> **Parts of the exercise**:
1. Please give the pet rules text again, starting at "I cannot buy" and ending at "is not required.", and switch "couch" to "sofa".
2. Answer these questions about the pet rules text.
(a) What is the biggest bed the writer can buy?
(b) According to the writer, why doesn't tripping help?
(c) How must the writer leave the bathroom?

> **Text passage**:
The stairway was not designed by NASCAR and is
not a racetrack.
Beating me to the bottom is not the object.
Tripping me doesn't help because I fall faster than you can run.
I cannot buy anything bigger than a king sized
bed. I am very sorry about this. Do not think I will continue sleeping on the
couch to ensure your comfort. Dogs and cats can actually curl up in a ball when
they sleep. It is not necessary to sleep perpendicular to each other stretched
out to the fullest extent possible. I also know that sticking tails straight
out and having tongues hanging out the other end to maximize space is nothing
but sarcasm.
For the last time, there is not a secret exit
from the bathroom. If by some miracle I beat you there and manage to get the
door shut, it is not necessary to claw, whine, meow, try to turn the knob or get
your paw under the edge and try to pull the door open. I must exit through the
same door I entered. Also, I have been using the bathroom for years --canine or
feline attendance is not required.

> **Listing**:
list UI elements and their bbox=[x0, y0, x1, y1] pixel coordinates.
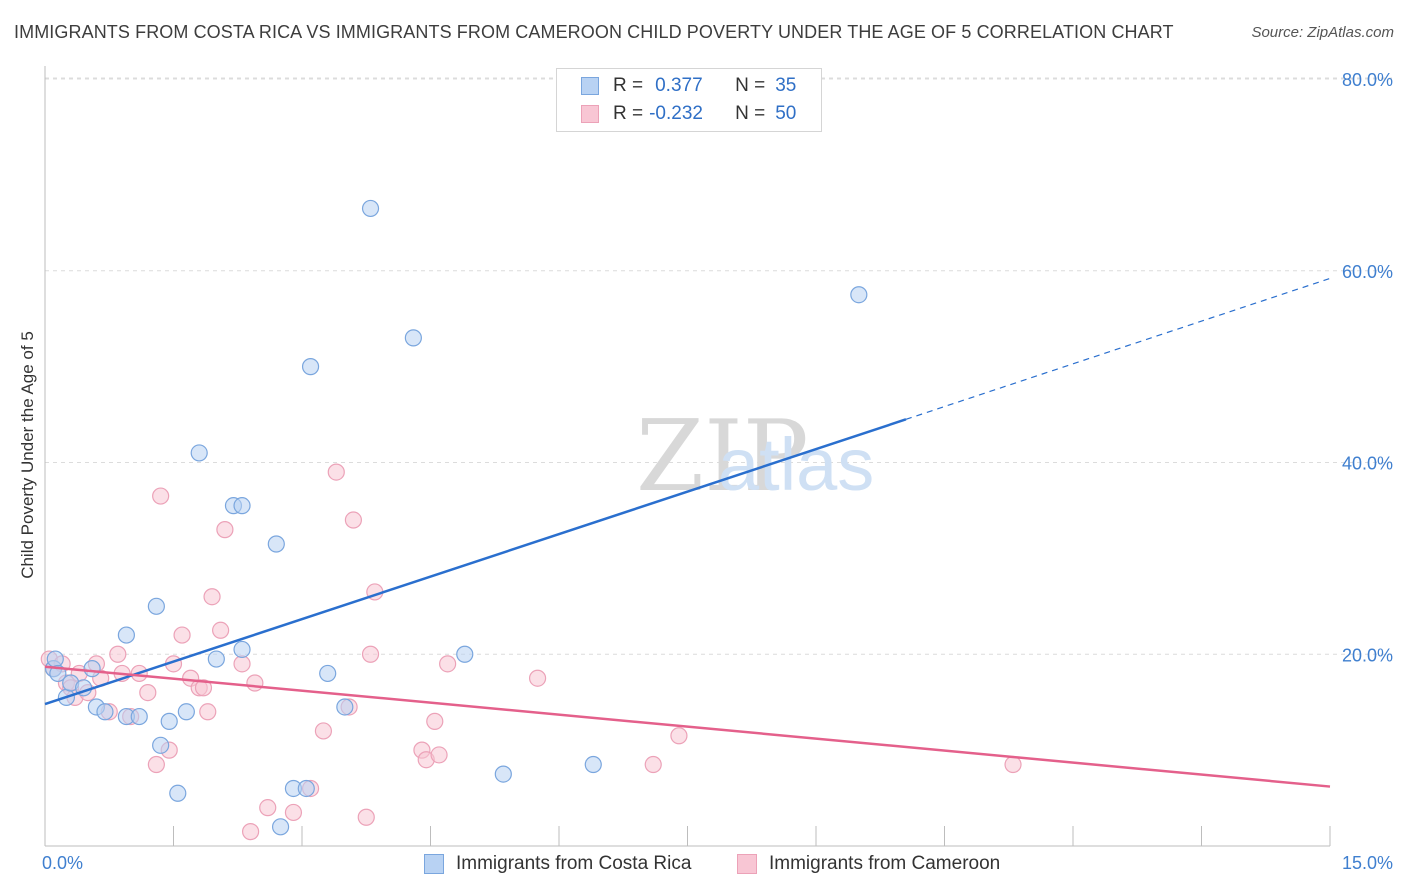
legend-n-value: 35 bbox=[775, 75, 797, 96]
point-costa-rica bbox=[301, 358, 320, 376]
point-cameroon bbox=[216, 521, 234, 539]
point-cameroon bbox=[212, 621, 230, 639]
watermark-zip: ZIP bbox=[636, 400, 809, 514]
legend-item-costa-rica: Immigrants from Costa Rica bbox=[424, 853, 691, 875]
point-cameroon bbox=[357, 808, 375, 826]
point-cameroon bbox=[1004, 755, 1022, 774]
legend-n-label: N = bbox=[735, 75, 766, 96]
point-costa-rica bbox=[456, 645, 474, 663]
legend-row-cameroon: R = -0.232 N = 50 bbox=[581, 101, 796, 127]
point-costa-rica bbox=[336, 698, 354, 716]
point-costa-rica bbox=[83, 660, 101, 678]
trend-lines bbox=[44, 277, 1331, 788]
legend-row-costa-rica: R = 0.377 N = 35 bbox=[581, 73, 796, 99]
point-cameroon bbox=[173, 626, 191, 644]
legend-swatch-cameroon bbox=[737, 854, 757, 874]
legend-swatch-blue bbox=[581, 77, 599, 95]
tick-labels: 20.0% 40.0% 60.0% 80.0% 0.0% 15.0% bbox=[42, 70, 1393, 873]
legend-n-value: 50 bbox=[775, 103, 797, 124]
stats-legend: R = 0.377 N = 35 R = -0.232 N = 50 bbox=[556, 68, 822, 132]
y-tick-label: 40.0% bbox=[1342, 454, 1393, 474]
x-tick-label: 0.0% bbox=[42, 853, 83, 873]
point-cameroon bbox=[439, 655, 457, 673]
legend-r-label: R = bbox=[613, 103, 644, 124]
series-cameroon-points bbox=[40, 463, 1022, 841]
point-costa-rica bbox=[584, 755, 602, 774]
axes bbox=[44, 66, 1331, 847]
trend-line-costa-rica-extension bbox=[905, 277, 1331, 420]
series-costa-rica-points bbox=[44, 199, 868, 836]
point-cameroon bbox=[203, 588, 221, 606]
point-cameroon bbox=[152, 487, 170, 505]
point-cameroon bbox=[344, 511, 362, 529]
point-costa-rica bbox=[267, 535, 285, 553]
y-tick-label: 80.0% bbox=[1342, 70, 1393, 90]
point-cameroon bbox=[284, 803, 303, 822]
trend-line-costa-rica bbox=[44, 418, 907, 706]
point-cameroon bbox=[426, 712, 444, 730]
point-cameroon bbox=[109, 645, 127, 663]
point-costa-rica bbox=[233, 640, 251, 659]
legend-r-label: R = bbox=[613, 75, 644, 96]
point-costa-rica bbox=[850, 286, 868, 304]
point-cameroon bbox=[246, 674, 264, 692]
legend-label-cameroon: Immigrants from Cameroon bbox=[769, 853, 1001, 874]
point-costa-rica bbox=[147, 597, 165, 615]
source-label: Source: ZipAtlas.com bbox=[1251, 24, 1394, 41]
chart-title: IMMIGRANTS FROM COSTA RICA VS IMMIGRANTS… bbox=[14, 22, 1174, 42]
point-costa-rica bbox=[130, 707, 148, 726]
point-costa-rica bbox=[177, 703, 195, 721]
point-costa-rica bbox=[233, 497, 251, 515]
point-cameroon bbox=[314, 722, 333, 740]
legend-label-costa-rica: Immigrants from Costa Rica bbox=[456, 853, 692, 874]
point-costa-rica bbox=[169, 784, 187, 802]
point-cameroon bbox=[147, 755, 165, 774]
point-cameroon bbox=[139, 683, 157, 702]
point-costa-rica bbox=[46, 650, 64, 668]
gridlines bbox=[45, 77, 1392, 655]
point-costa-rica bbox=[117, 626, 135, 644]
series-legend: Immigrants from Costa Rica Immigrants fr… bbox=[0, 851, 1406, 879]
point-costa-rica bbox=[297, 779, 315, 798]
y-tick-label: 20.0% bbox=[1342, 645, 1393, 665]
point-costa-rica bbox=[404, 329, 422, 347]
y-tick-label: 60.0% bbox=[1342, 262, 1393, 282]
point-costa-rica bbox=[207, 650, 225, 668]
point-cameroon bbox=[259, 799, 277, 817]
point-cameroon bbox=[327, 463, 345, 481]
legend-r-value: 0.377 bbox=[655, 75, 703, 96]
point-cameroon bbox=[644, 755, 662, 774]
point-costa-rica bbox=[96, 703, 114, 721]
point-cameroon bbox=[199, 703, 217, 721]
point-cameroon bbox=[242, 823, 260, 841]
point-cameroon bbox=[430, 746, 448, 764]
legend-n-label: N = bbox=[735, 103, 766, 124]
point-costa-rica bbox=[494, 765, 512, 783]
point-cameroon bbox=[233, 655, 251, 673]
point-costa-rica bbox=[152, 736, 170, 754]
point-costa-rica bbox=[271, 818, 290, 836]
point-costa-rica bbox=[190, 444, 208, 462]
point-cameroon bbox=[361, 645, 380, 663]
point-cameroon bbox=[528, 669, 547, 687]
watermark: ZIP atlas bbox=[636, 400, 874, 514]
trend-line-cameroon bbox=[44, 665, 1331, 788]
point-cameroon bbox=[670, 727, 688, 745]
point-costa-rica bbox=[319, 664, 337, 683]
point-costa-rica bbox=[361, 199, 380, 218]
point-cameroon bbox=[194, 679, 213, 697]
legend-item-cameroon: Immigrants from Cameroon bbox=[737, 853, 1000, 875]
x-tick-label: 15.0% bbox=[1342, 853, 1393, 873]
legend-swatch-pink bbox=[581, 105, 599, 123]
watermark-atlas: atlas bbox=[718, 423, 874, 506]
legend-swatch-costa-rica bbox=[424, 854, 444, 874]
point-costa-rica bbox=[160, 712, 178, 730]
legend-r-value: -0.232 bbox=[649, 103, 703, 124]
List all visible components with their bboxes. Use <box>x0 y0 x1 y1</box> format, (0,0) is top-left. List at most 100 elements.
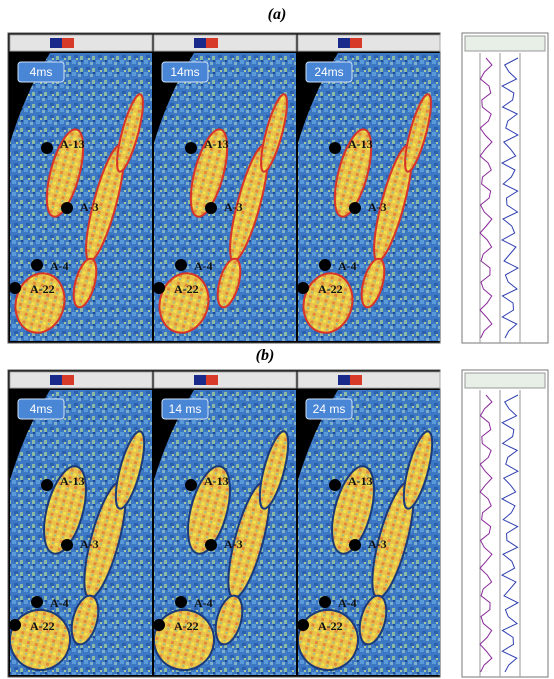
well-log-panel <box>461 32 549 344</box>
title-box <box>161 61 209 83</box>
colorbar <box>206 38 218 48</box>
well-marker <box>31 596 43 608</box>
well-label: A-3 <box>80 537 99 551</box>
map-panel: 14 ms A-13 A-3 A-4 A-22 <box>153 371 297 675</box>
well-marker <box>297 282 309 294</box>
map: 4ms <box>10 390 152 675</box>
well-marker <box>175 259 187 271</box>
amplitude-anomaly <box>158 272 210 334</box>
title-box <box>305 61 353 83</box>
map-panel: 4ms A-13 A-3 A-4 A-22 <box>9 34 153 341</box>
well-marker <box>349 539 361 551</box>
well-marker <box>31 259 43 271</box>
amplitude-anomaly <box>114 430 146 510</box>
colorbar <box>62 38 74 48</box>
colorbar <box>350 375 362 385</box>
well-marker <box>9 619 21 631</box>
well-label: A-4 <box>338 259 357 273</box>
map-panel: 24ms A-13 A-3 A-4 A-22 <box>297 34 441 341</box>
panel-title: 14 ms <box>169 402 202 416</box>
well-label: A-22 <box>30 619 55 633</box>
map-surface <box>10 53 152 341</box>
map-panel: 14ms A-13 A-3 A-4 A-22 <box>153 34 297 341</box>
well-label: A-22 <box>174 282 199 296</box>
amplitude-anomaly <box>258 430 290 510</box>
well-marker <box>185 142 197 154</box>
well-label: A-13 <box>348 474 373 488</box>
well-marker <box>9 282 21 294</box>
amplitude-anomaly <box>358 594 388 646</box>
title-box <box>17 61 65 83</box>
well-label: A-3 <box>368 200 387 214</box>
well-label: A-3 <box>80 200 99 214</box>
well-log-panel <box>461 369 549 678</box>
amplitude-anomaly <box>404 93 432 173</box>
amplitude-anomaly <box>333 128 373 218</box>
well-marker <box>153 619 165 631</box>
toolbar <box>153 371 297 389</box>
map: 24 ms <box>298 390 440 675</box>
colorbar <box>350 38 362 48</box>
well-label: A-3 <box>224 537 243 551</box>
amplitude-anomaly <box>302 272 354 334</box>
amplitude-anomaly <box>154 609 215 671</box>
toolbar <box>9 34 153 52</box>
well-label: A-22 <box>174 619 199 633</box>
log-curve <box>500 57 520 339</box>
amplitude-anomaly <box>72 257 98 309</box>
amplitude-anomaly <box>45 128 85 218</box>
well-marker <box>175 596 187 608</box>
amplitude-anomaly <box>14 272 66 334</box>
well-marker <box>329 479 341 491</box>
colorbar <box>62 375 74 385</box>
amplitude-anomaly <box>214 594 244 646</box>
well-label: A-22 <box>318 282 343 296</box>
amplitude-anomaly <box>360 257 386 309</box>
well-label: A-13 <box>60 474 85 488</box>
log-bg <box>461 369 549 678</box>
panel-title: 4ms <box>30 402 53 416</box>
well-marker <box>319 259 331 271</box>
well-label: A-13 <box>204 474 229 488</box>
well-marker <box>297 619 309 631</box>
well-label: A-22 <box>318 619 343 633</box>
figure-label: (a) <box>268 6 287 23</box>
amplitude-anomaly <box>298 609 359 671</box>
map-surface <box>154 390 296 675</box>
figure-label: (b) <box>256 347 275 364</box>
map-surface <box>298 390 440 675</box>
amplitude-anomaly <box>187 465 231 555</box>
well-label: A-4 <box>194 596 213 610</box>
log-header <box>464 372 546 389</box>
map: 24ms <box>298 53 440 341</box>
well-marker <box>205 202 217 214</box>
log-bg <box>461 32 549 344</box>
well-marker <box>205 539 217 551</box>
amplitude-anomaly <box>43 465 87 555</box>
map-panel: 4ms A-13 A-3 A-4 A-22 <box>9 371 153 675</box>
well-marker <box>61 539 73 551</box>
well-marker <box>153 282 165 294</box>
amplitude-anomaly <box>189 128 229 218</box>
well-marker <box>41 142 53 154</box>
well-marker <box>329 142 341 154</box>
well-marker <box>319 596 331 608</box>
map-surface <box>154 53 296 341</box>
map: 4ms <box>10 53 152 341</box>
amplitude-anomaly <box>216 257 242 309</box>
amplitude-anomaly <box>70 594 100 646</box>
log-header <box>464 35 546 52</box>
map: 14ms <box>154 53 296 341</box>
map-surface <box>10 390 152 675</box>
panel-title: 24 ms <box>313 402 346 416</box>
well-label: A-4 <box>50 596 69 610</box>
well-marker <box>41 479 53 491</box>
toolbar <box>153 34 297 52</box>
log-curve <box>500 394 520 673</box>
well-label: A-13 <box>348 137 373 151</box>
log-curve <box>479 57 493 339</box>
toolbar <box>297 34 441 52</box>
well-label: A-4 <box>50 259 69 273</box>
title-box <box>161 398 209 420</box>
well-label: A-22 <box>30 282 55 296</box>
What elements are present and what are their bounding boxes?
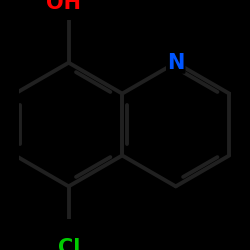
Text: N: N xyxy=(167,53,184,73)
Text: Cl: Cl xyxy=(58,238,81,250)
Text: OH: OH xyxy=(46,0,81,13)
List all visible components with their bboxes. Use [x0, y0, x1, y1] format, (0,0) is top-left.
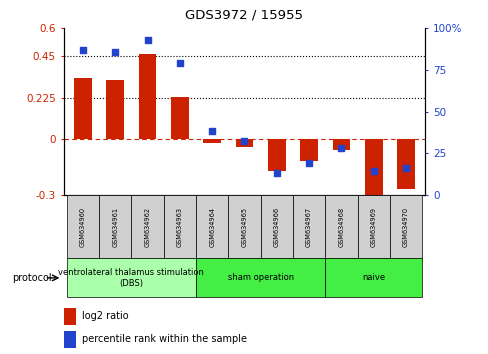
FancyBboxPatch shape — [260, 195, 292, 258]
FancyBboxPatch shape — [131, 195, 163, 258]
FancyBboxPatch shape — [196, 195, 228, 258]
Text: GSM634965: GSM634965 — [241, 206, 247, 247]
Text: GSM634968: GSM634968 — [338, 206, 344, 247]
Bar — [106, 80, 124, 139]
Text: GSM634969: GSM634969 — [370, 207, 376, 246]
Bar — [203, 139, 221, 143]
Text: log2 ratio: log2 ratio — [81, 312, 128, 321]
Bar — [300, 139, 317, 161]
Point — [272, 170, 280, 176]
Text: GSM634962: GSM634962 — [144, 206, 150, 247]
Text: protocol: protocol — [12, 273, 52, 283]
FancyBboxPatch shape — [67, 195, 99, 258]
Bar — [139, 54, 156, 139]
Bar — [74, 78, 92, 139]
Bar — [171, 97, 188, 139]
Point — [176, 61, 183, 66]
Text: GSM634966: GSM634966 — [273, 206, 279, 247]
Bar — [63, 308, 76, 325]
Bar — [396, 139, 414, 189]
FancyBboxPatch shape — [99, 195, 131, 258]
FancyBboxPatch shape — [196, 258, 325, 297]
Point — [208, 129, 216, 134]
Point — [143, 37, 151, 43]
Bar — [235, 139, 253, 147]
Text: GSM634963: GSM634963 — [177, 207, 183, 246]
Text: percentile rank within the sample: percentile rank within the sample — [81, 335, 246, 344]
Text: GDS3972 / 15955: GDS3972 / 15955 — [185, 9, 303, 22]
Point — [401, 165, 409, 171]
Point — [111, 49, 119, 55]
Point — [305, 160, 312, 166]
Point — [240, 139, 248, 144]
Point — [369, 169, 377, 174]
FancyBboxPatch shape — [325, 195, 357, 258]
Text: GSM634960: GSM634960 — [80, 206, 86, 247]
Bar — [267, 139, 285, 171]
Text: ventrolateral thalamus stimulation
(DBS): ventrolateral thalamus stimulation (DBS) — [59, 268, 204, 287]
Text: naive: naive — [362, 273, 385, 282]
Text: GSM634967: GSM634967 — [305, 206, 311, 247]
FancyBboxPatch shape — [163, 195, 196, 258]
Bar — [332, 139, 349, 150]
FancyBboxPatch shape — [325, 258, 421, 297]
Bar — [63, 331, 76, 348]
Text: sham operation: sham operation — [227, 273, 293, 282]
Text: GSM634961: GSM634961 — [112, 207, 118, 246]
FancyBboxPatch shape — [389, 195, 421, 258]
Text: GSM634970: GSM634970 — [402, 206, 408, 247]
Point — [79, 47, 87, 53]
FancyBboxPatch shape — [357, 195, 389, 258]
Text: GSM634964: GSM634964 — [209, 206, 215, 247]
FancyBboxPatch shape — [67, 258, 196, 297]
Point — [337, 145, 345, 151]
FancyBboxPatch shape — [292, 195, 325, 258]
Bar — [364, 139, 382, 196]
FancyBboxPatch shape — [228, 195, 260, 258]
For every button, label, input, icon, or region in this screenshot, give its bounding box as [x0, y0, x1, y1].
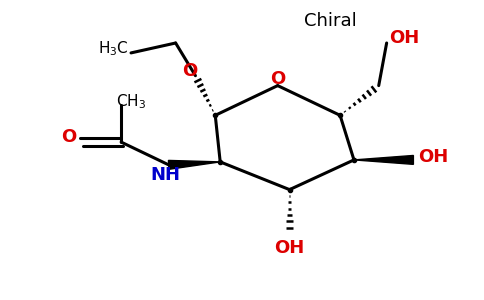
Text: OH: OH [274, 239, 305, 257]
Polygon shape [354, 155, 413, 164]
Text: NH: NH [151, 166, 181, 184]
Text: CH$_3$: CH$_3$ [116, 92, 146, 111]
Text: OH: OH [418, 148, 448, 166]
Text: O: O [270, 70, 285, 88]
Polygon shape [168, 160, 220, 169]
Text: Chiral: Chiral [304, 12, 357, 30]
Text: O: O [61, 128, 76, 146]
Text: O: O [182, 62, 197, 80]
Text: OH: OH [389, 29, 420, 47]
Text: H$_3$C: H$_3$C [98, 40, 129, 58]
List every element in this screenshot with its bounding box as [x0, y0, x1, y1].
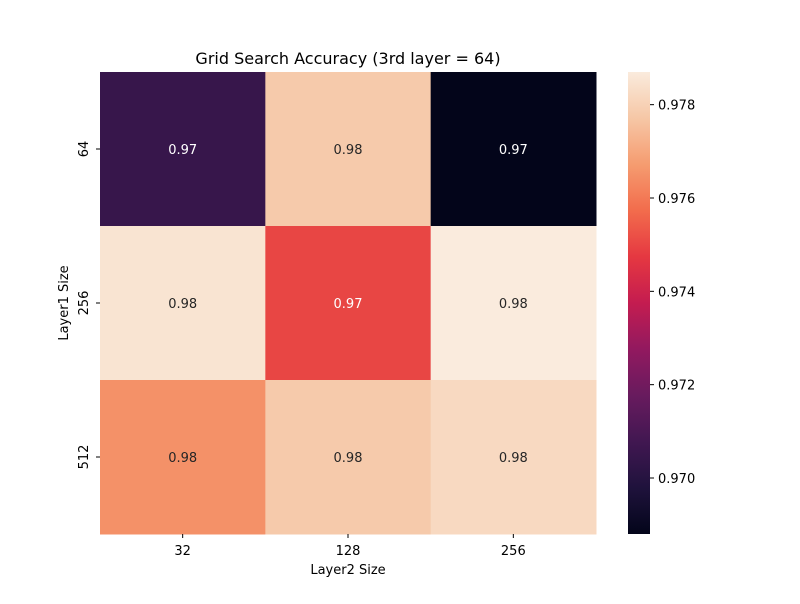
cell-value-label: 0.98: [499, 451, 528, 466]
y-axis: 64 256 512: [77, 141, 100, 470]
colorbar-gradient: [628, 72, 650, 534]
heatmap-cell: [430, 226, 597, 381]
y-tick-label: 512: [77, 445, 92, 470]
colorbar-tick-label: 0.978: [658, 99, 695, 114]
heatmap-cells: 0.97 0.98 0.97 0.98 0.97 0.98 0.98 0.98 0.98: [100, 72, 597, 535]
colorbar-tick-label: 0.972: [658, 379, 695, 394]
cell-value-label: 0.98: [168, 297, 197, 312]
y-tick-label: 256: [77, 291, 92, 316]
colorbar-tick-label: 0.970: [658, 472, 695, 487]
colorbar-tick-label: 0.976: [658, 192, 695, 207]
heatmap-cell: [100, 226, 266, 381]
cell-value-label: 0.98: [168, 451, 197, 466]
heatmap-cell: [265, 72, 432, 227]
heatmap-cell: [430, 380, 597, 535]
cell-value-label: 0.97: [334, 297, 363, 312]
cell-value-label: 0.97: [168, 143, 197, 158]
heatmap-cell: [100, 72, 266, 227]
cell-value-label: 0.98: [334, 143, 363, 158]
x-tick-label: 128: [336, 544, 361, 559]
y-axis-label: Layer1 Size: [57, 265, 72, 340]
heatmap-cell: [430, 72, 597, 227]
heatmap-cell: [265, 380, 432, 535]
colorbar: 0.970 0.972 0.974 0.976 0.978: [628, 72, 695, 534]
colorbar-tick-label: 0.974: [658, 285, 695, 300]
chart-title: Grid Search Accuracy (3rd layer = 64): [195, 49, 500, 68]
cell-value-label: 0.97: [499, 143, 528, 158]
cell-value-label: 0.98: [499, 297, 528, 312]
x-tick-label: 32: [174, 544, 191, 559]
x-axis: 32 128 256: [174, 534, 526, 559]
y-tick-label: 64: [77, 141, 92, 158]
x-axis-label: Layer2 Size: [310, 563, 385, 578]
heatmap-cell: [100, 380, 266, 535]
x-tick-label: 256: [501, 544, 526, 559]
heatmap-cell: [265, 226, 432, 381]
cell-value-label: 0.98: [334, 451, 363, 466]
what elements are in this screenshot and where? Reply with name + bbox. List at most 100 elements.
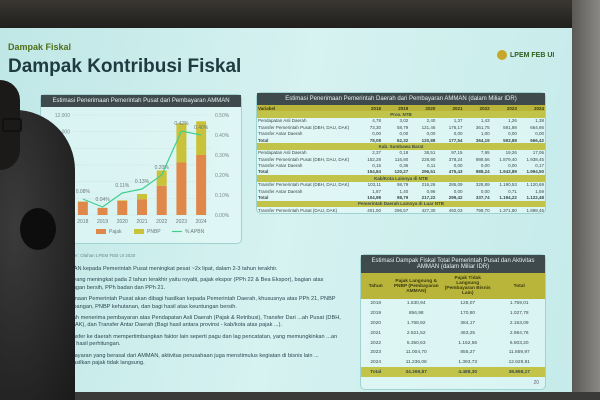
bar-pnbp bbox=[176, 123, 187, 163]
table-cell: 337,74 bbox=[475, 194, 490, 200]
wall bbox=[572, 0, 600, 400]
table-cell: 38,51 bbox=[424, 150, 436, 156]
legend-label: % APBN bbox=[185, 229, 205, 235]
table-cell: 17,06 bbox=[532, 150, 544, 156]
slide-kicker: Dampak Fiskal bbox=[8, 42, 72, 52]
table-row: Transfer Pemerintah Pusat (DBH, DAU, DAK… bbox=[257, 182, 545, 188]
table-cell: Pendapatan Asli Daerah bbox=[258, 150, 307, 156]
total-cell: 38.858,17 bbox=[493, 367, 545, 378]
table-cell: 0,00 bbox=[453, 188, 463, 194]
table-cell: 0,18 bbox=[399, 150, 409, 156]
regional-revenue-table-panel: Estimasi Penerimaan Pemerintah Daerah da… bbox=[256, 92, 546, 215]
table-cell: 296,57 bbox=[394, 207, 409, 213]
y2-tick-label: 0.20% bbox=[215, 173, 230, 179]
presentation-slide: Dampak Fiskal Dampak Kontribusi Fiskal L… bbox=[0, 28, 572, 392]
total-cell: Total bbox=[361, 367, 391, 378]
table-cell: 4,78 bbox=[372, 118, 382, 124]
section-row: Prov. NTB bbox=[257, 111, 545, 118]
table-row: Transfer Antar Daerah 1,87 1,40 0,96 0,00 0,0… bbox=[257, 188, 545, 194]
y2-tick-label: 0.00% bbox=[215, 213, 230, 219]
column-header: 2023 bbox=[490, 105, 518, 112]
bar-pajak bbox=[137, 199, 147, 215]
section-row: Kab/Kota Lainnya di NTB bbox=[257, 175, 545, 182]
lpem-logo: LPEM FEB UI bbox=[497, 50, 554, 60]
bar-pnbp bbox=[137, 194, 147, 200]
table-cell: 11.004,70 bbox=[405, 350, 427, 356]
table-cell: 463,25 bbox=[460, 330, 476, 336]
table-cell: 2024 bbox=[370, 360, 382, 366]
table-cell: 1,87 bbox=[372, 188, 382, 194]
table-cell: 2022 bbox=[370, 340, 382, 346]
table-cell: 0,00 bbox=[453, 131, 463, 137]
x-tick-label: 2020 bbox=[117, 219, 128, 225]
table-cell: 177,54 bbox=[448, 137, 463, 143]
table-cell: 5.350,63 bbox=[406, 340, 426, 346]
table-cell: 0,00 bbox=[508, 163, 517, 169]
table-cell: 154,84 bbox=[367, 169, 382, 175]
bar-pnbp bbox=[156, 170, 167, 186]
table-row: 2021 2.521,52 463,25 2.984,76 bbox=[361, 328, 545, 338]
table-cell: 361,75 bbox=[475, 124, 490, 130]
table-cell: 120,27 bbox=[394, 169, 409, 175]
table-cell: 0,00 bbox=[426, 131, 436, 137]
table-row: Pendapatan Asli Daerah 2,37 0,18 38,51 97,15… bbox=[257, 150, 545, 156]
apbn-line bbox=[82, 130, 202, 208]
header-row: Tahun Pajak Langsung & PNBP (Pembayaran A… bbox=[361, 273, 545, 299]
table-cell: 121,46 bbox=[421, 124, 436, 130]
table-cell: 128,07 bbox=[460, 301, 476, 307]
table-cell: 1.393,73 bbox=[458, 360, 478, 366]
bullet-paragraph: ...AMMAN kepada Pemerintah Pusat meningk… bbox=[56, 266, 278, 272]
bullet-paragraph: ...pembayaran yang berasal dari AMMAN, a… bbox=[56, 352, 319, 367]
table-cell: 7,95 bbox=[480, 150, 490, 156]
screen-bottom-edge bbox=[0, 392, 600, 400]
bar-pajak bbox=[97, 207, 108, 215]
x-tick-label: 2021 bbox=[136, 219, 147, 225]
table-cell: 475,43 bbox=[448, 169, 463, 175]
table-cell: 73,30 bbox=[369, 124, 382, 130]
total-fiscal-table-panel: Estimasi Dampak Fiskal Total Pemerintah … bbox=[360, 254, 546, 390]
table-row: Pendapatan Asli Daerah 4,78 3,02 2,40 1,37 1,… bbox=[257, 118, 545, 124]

> **Exercise responses**:
1.
I cannot buy anything bigger than a king sized
bed. I am very sorry about this. Do not think I will continue sleeping on the
sofa to ensure your comfort. Dogs and cats can actually curl up in a ball when
they sleep. It is not necessary to sleep perpendicular to each other stretched
out to the fullest extent possible. I also know that sticking tails straight
out and having tongues hanging out the other end to maximize space is nothing
but sarcasm.
For the last time, there is not a secret exit
from the bathroom. If by some miracle I beat you there and manage to get the
door shut, it is not necessary to claw, whine, meow, try to turn the knob or get
your paw under the edge and try to pull the door open. I must exit through the
same door I entered. Also, I have been using the bathroom for years --canine or
feline attendance is not required.

2.
(a) A king sized bed.
(b) Because the writer falls faster than the pets can run.
(c) Through the same door the writer entered.